● Exercise
Give the data again, word for word.

(Records from a collection)
╔══

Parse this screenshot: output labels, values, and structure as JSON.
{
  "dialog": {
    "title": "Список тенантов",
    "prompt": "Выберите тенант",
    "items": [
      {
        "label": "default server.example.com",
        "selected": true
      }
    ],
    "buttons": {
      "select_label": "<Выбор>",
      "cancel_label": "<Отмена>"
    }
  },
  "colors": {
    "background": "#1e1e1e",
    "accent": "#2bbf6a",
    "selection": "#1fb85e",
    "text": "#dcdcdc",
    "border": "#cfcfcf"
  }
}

╚══

● The response
Parse this screenshot: output labels, values, and structure as JSON.
{
  "dialog": {
    "title": "Список тенантов",
    "prompt": "Выберите тенант",
    "items": [
      {
        "label": "default server.example.com",
        "selected": true
      }
    ],
    "buttons": {
      "select_label": "<Выбор>",
      "cancel_label": "<Отмена>"
    }
  },
  "colors": {
    "background": "#1e1e1e",
    "accent": "#2bbf6a",
    "selection": "#1fb85e",
    "text": "#dcdcdc",
    "border": "#cfcfcf"
  }
}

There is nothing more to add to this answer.